Recorded data
>>>>

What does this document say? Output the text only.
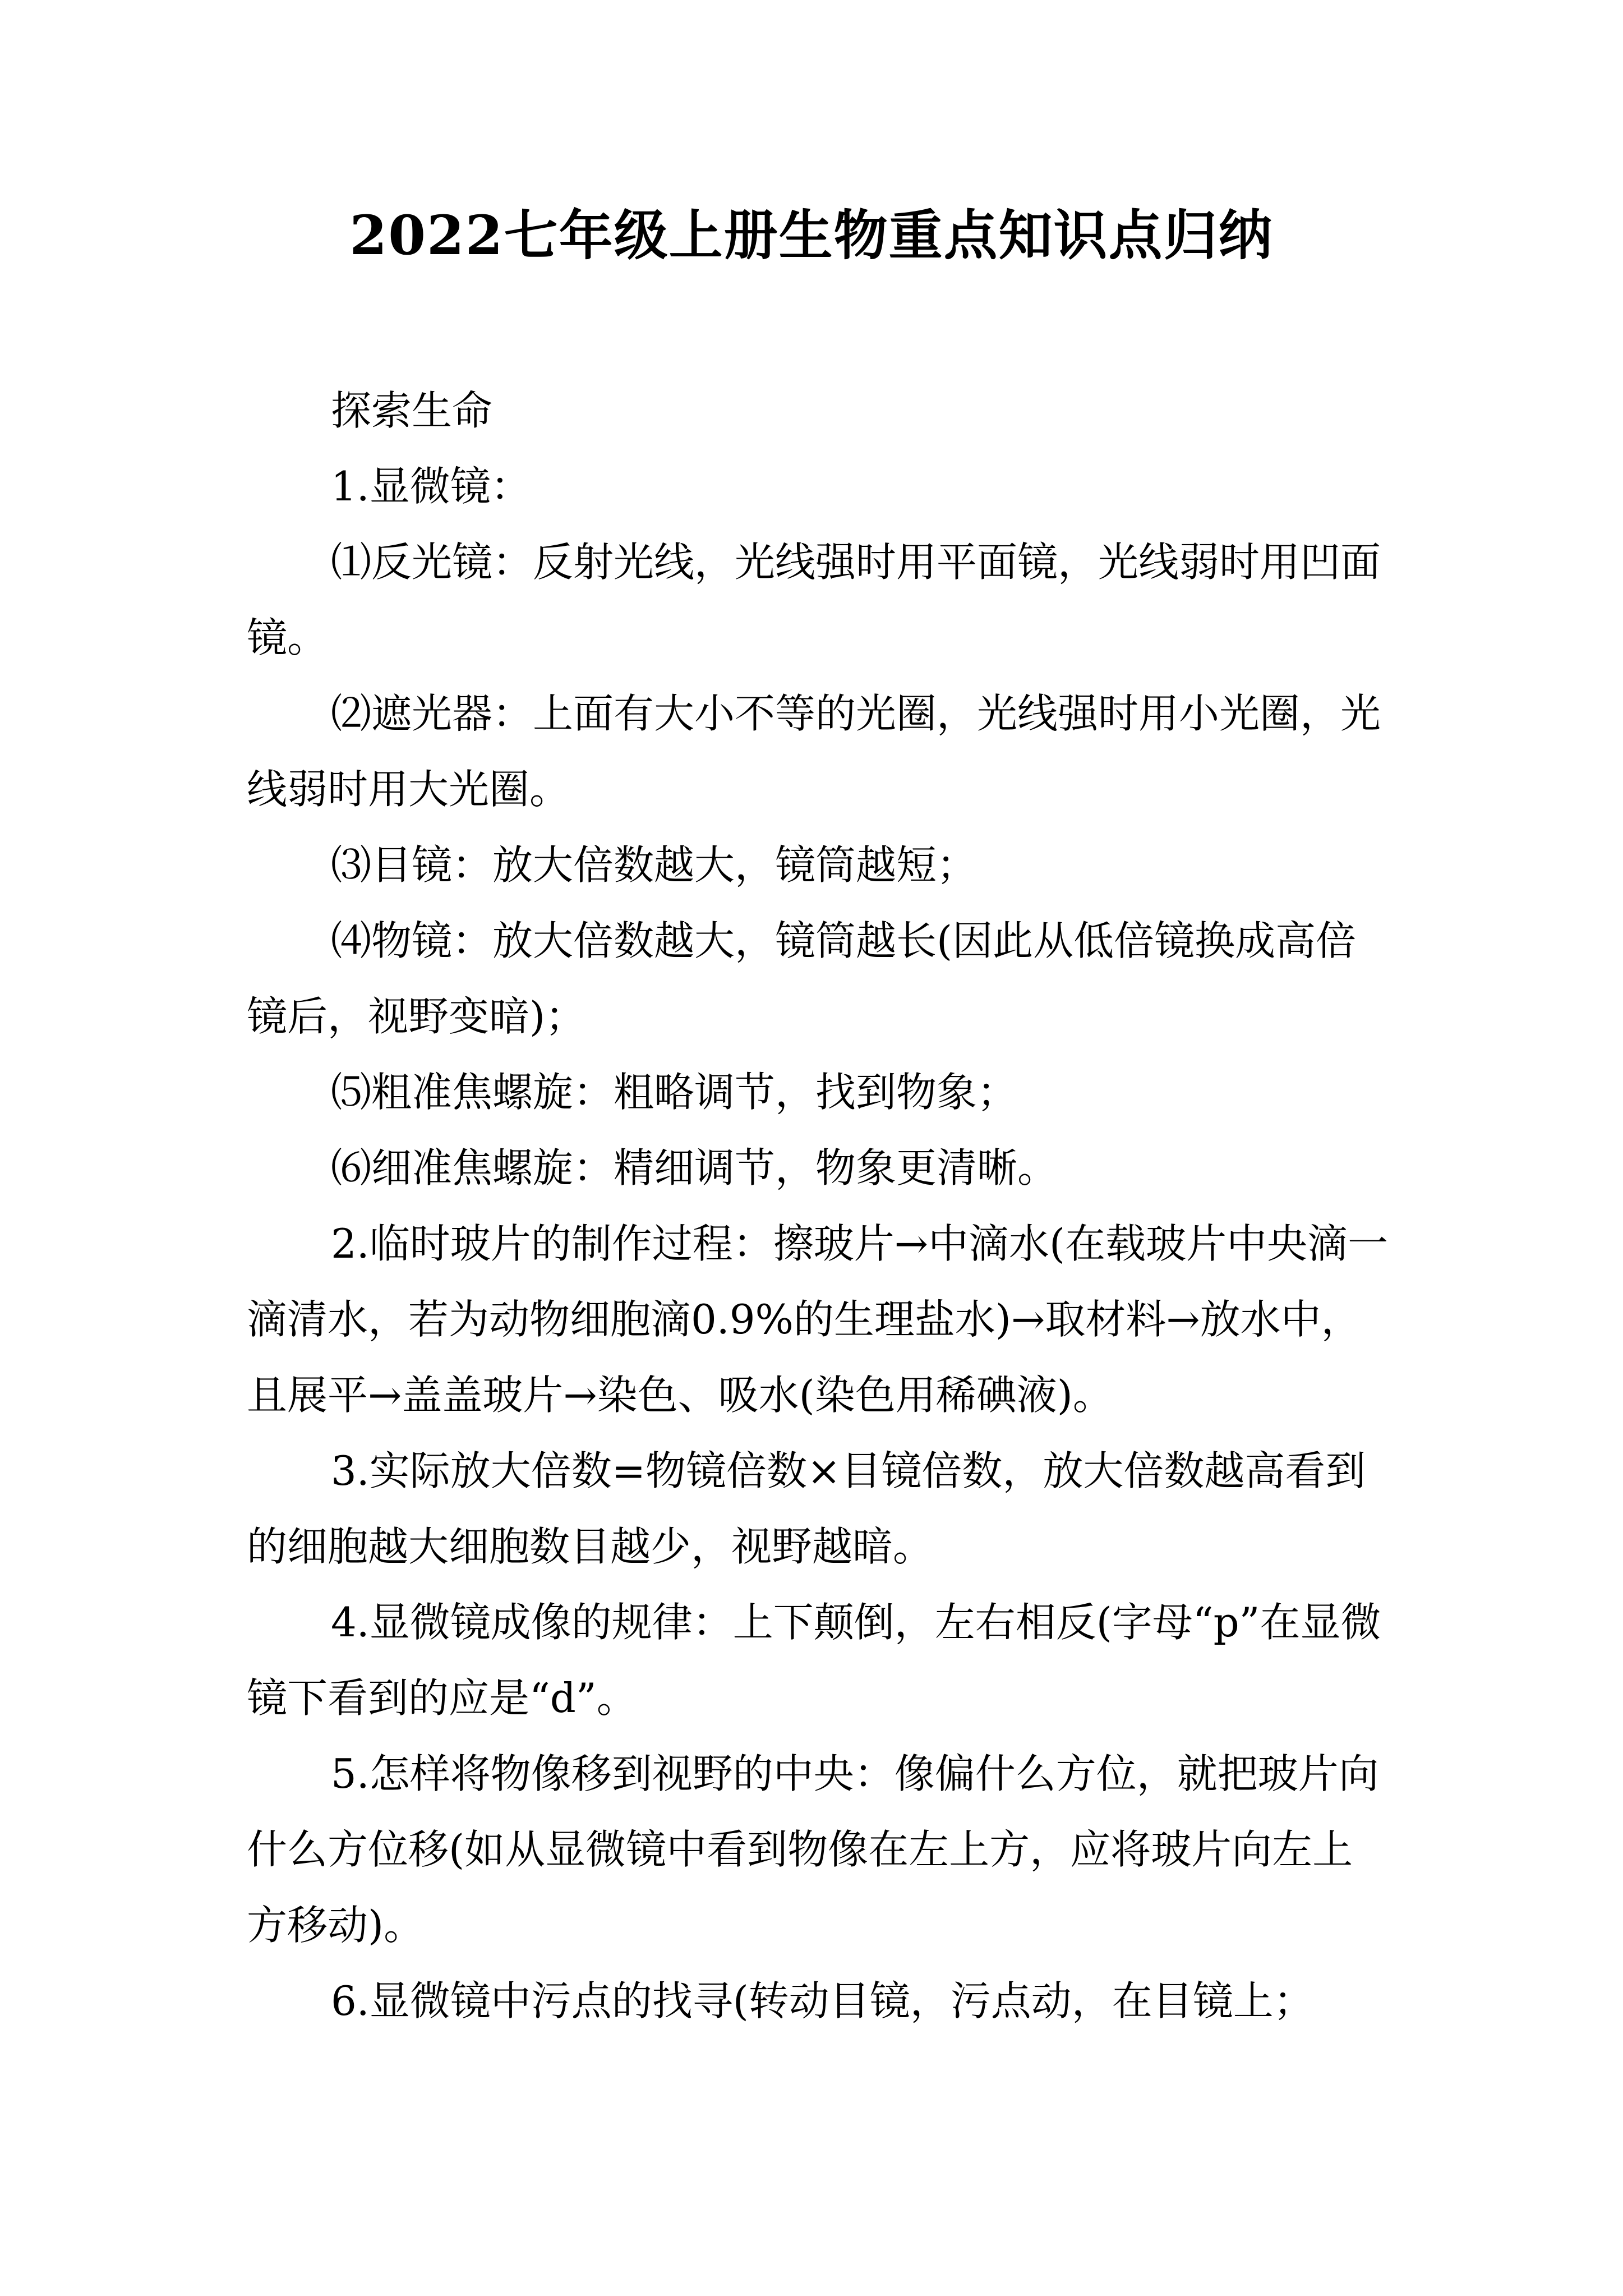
2022七年级上册生物重点知识点归纳

探索生命

1.显微镜：

⑴反光镜：反射光线，光线强时用平面镜，光线弱时用凹面镜。

⑵遮光器：上面有大小不等的光圈，光线强时用小光圈，光线弱时用大光圈。

⑶目镜：放大倍数越大，镜筒越短；

⑷物镜：放大倍数越大，镜筒越长(因此从低倍镜换成高倍镜后，视野变暗)；

⑸粗准焦螺旋：粗略调节，找到物象；

⑹细准焦螺旋：精细调节，物象更清晰。

2.临时玻片的制作过程：擦玻片→中滴水(在载玻片中央滴一滴清水，若为动物细胞滴0.9%的生理盐水)→取材料→放水中，且展平→盖盖玻片→染色、吸水(染色用稀碘液)。

3.实际放大倍数=物镜倍数×目镜倍数，放大倍数越高看到的细胞越大细胞数目越少，视野越暗。

4.显微镜成像的规律：上下颠倒，左右相反(字母“p”在显微镜下看到的应是“d”。

5.怎样将物像移到视野的中央：像偏什么方位，就把玻片向什么方位移(如从显微镜中看到物像在左上方，应将玻片向左上方移动)。

6.显微镜中污点的找寻(转动目镜，污点动，在目镜上；
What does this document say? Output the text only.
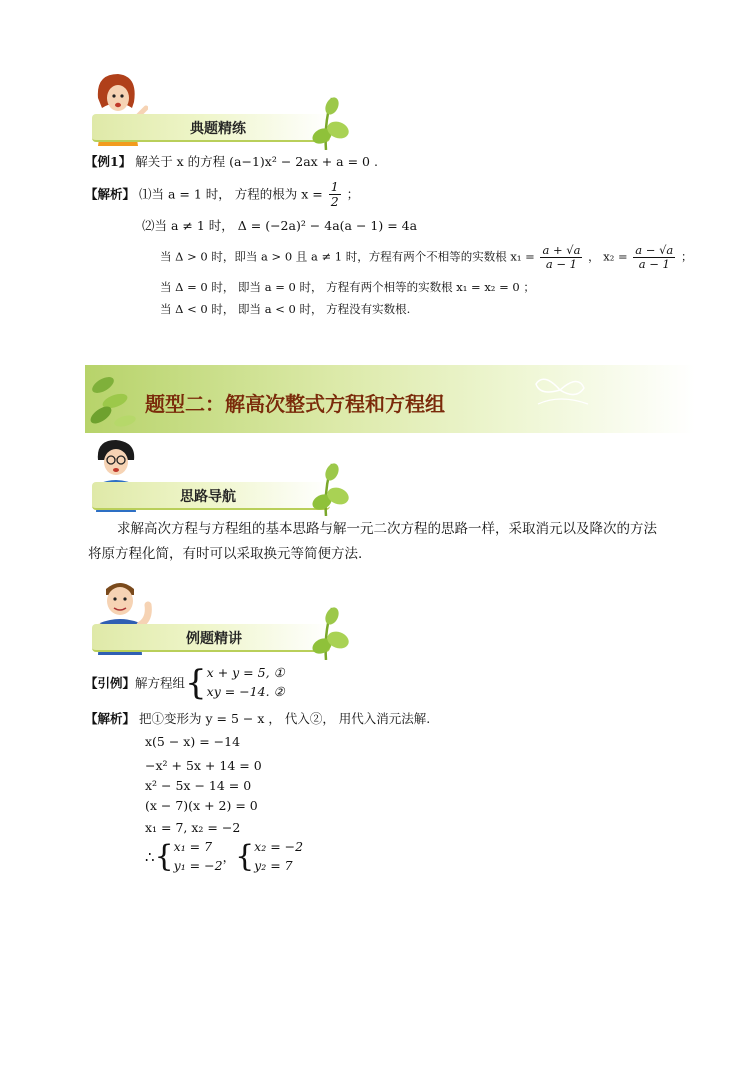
典题精练
【例1】 解关于 x 的方程 (a−1)x² − 2ax + a = 0 .
【解析】 ⑴当 a = 1 时， 方程的根为 $x = \frac{1}{2}$ ；
⑵当 a ≠ 1 时， Δ = (−2a)² − 4a(a − 1) = 4a
当 Δ > 0 时，即当 a > 0 且 a ≠ 1 时，方程有两个不相等的实数根 $x_1 = \frac{a + √a}{a - 1}$ ， $x_2 = \frac{a - √a}{a - 1}$ ；
当 Δ = 0 时， 即当 a = 0 时， 方程有两个相等的实数根 x₁ = x₂ = 0 ；
当 Δ < 0 时， 即当 a < 0 时， 方程没有实数根.
题型二：解高次整式方程和方程组
思路导航
求解高次方程与方程组的基本思路与解一元二次方程的思路一样，采取消元以及降次的方法
将原方程化简，有时可以采取换元等简便方法.
例题精讲
【引例】解方程组{ x + y = 5, ①
xy = −14. ②
【解析】 把①变形为 y = 5 − x ， 代入②， 用代入消元法解.
x(5 − x) = −14
−x² + 5x + 14 = 0
x² − 5x − 14 = 0
(x − 7)(x + 2) = 0
x₁ = 7, x₂ = −2
∴{ x₁ = 7
y₁ = −2
，{ x₂ = −2
y₂ = 7
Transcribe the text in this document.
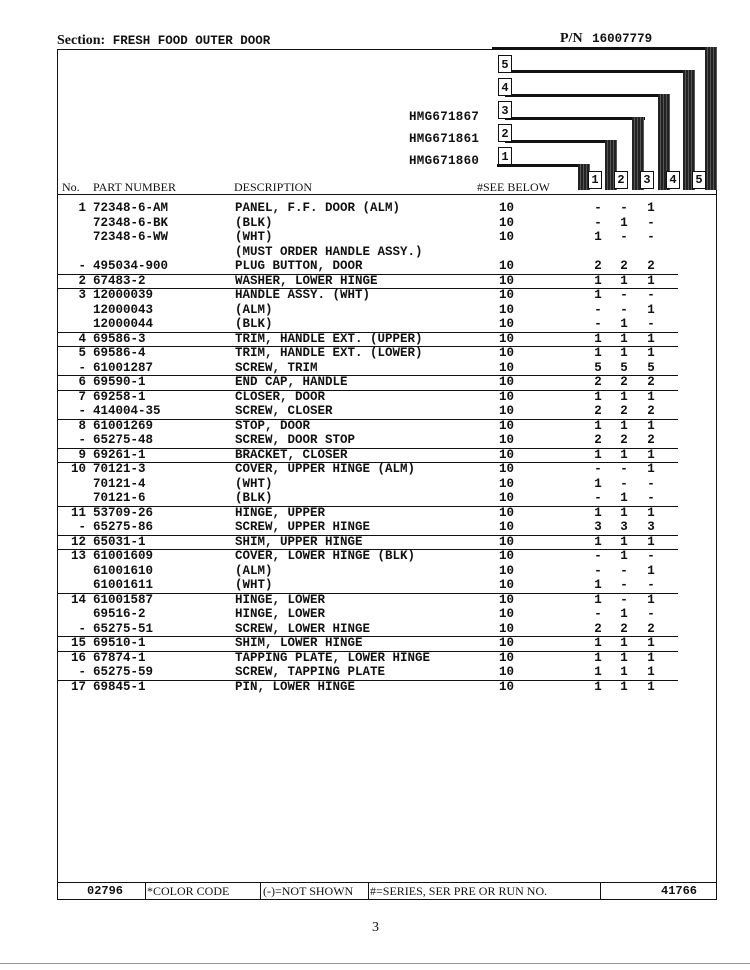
Section: FRESH FOOD OUTER DOOR	P/N 16007779
5
4
3
2
1
1 2 3 4 5
HMG671867
HMG671861
HMG671860
No. PART NUMBER	DESCRIPTION	#SEE BELOW
1 72348-6-AM	PANEL, F.F. DOOR (ALM)	10	- - 1
72348-6-BK	(BLK)	10	- 1 -
72348-6-WW	(WHT)	10	1 - -
(MUST ORDER HANDLE ASSY.)
- 495034-900	PLUG BUTTON, DOOR	10	2 2 2
2 67483-2	WASHER, LOWER HINGE	10	1 1 1
3 12000039	HANDLE ASSY. (WHT)	10	1 - -
12000043	(ALM)	10	- - 1
12000044	(BLK)	10	- 1 -
4 69586-3	TRIM, HANDLE EXT. (UPPER)	10	1 1 1
5 69586-4	TRIM, HANDLE EXT. (LOWER)	10	1 1 1
- 61001287	SCREW, TRIM	10	5 5 5
6 69590-1	END CAP, HANDLE	10	2 2 2
7 69258-1	CLOSER, DOOR	10	1 1 1
- 414004-35	SCREW, CLOSER	10	2 2 2
8 61001269	STOP, DOOR	10	1 1 1
- 65275-48	SCREW, DOOR STOP	10	2 2 2
9 69261-1	BRACKET, CLOSER	10	1 1 1
10 70121-3	COVER, UPPER HINGE (ALM)	10	- - 1
70121-4	(WHT)	10	1 - -
70121-6	(BLK)	10	- 1 -
11 53709-26	HINGE, UPPER	10	1 1 1
- 65275-86	SCREW, UPPER HINGE	10	3 3 3
12 65031-1	SHIM, UPPER HINGE	10	1 1 1
13 61001609	COVER, LOWER HINGE (BLK)	10	- 1 -
61001610	(ALM)	10	- - 1
61001611	(WHT)	10	1 - -
14 61001587	HINGE, LOWER	10	1 - 1
69516-2	HINGE, LOWER	10	- 1 -
- 65275-51	SCREW, LOWER HINGE	10	2 2 2
15 69510-1	SHIM, LOWER HINGE	10	1 1 1
16 67874-1	TAPPING PLATE, LOWER HINGE	10	1 1 1
- 65275-59	SCREW, TAPPING PLATE	10	1 1 1
17 69845-1	PIN, LOWER HINGE	10	1 1 1
02796 *COLOR CODE	(-)=NOT SHOWN #=SERIES, SER PRE OR RUN NO.	41766
3
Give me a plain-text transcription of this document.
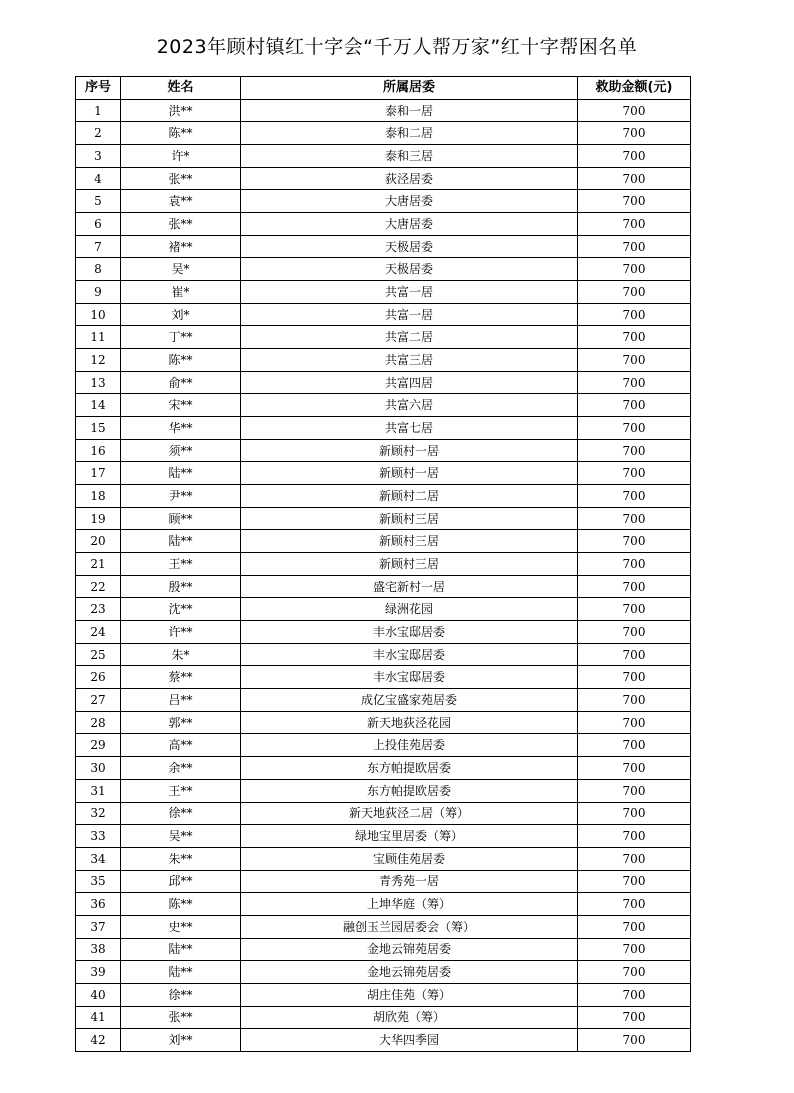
2023年顾村镇红十字会“千万人帮万家”红十字帮困名单
序号	姓名	所属居委	救助金额(元)
1	洪**	泰和一居	700
2	陈**	泰和二居	700
3	许*	泰和三居	700
4	张**	荻泾居委	700
5	袁**	大唐居委	700
6	张**	大唐居委	700
7	褚**	天极居委	700
8	吴*	天极居委	700
9	崔*	共富一居	700
10	刘*	共富一居	700
11	丁**	共富二居	700
12	陈**	共富三居	700
13	俞**	共富四居	700
14	宋**	共富六居	700
15	华**	共富七居	700
16	须**	新顾村一居	700
17	陆**	新顾村一居	700
18	尹**	新顾村二居	700
19	顾**	新顾村三居	700
20	陆**	新顾村三居	700
21	王**	新顾村三居	700
22	殷**	盛宅新村一居	700
23	沈**	绿洲花园	700
24	许**	丰水宝邸居委	700
25	朱*	丰水宝邸居委	700
26	蔡**	丰水宝邸居委	700
27	吕**	成亿宝盛家苑居委	700
28	郭**	新天地荻泾花园	700
29	高**	上投佳苑居委	700
30	余**	东方帕提欧居委	700
31	王**	东方帕提欧居委	700
32	徐**	新天地荻泾二居（筹）	700
33	吴**	绿地宝里居委（筹）	700
34	朱**	宝顾佳苑居委	700
35	邱**	青秀苑一居	700
36	陈**	上坤华庭（筹）	700
37	史**	融创玉兰园居委会（筹）	700
38	陆**	金地云锦苑居委	700
39	陆**	金地云锦苑居委	700
40	徐**	胡庄佳苑（筹）	700
41	张**	胡欣苑（筹）	700
42	刘**	大华四季园	700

<<<<

*What is being asked*:
Set the pictures aside and transcribe the data above exactly.

*Task response*:
What does this document say? Output the text only.
2022七年级上册生物重点知识点归纳

探索生命

1.显微镜：

⑴反光镜：反射光线，光线强时用平面镜，光线弱时用凹面镜。

⑵遮光器：上面有大小不等的光圈，光线强时用小光圈，光线弱时用大光圈。

⑶目镜：放大倍数越大，镜筒越短；

⑷物镜：放大倍数越大，镜筒越长(因此从低倍镜换成高倍镜后，视野变暗)；

⑸粗准焦螺旋：粗略调节，找到物象；

⑹细准焦螺旋：精细调节，物象更清晰。

2.临时玻片的制作过程：擦玻片→中滴水(在载玻片中央滴一滴清水，若为动物细胞滴0.9%的生理盐水)→取材料→放水中，且展平→盖盖玻片→染色、吸水(染色用稀碘液)。

3.实际放大倍数=物镜倍数×目镜倍数，放大倍数越高看到的细胞越大细胞数目越少，视野越暗。

4.显微镜成像的规律：上下颠倒，左右相反(字母“p”在显微镜下看到的应是“d”。

5.怎样将物像移到视野的中央：像偏什么方位，就把玻片向什么方位移(如从显微镜中看到物像在左上方，应将玻片向左上方移动)。

6.显微镜中污点的找寻(转动目镜，污点动，在目镜上；
What does this document say? Output the text only.
典题精练
【例1】 解关于 x 的方程 (a−1)x² − 2ax + a = 0 .
【解析】 ⑴当 a = 1 时， 方程的根为 $x = \frac{1}{2}$ ；
⑵当 a ≠ 1 时， Δ = (−2a)² − 4a(a − 1) = 4a
当 Δ > 0 时，即当 a > 0 且 a ≠ 1 时，方程有两个不相等的实数根 $x_1 = \frac{a + √a}{a - 1}$ ， $x_2 = \frac{a - √a}{a - 1}$ ；
当 Δ = 0 时， 即当 a = 0 时， 方程有两个相等的实数根 x₁ = x₂ = 0 ；
当 Δ < 0 时， 即当 a < 0 时， 方程没有实数根.
题型二：解高次整式方程和方程组
思路导航
求解高次方程与方程组的基本思路与解一元二次方程的思路一样，采取消元以及降次的方法
将原方程化简，有时可以采取换元等简便方法.
例题精讲
【引例】解方程组{ x + y = 5, ①
xy = −14. ②
【解析】 把①变形为 y = 5 − x ， 代入②， 用代入消元法解.
x(5 − x) = −14
−x² + 5x + 14 = 0
x² − 5x − 14 = 0
(x − 7)(x + 2) = 0
x₁ = 7, x₂ = −2
∴{ x₁ = 7
y₁ = −2
，{ x₂ = −2
y₂ = 7
Transcribe the text in this document.
Section: FRESH FOOD OUTER DOOR	P/N 16007779
5
4
3
2
1
1 2 3 4 5
HMG671867
HMG671861
HMG671860
No. PART NUMBER	DESCRIPTION	#SEE BELOW
1 72348-6-AM	PANEL, F.F. DOOR (ALM)	10	- - 1
72348-6-BK	(BLK)	10	- 1 -
72348-6-WW	(WHT)	10	1 - -
(MUST ORDER HANDLE ASSY.)
- 495034-900	PLUG BUTTON, DOOR	10	2 2 2
2 67483-2	WASHER, LOWER HINGE	10	1 1 1
3 12000039	HANDLE ASSY. (WHT)	10	1 - -
12000043	(ALM)	10	- - 1
12000044	(BLK)	10	- 1 -
4 69586-3	TRIM, HANDLE EXT. (UPPER)	10	1 1 1
5 69586-4	TRIM, HANDLE EXT. (LOWER)	10	1 1 1
- 61001287	SCREW, TRIM	10	5 5 5
6 69590-1	END CAP, HANDLE	10	2 2 2
7 69258-1	CLOSER, DOOR	10	1 1 1
- 414004-35	SCREW, CLOSER	10	2 2 2
8 61001269	STOP, DOOR	10	1 1 1
- 65275-48	SCREW, DOOR STOP	10	2 2 2
9 69261-1	BRACKET, CLOSER	10	1 1 1
10 70121-3	COVER, UPPER HINGE (ALM)	10	- - 1
70121-4	(WHT)	10	1 - -
70121-6	(BLK)	10	- 1 -
11 53709-26	HINGE, UPPER	10	1 1 1
- 65275-86	SCREW, UPPER HINGE	10	3 3 3
12 65031-1	SHIM, UPPER HINGE	10	1 1 1
13 61001609	COVER, LOWER HINGE (BLK)	10	- 1 -
61001610	(ALM)	10	- - 1
61001611	(WHT)	10	1 - -
14 61001587	HINGE, LOWER	10	1 - 1
69516-2	HINGE, LOWER	10	- 1 -
- 65275-51	SCREW, LOWER HINGE	10	2 2 2
15 69510-1	SHIM, LOWER HINGE	10	1 1 1
16 67874-1	TAPPING PLATE, LOWER HINGE	10	1 1 1
- 65275-59	SCREW, TAPPING PLATE	10	1 1 1
17 69845-1	PIN, LOWER HINGE	10	1 1 1
02796 *COLOR CODE	(-)=NOT SHOWN #=SERIES, SER PRE OR RUN NO.	41766
3
Give me a plain-text transcription of this document.
2023年顾村镇红十字会“千万人帮万家”红十字帮困名单
序号	姓名	所属居委	救助金额(元)
1	洪**	泰和一居	700
2	陈**	泰和二居	700
3	许*	泰和三居	700
4	张**	荻泾居委	700
5	袁**	大唐居委	700
6	张**	大唐居委	700
7	褚**	天极居委	700
8	吴*	天极居委	700
9	崔*	共富一居	700
10	刘*	共富一居	700
11	丁**	共富二居	700
12	陈**	共富三居	700
13	俞**	共富四居	700
14	宋**	共富六居	700
15	华**	共富七居	700
16	须**	新顾村一居	700
17	陆**	新顾村一居	700
18	尹**	新顾村二居	700
19	顾**	新顾村三居	700
20	陆**	新顾村三居	700
21	王**	新顾村三居	700
22	殷**	盛宅新村一居	700
23	沈**	绿洲花园	700
24	许**	丰水宝邸居委	700
25	朱*	丰水宝邸居委	700
26	蔡**	丰水宝邸居委	700
27	吕**	成亿宝盛家苑居委	700
28	郭**	新天地荻泾花园	700
29	高**	上投佳苑居委	700
30	余**	东方帕提欧居委	700
31	王**	东方帕提欧居委	700
32	徐**	新天地荻泾二居（筹）	700
33	吴**	绿地宝里居委（筹）	700
34	朱**	宝顾佳苑居委	700
35	邱**	青秀苑一居	700
36	陈**	上坤华庭（筹）	700
37	史**	融创玉兰园居委会（筹）	700
38	陆**	金地云锦苑居委	700
39	陆**	金地云锦苑居委	700
40	徐**	胡庄佳苑（筹）	700
41	张**	胡欣苑（筹）	700
42	刘**	大华四季园	700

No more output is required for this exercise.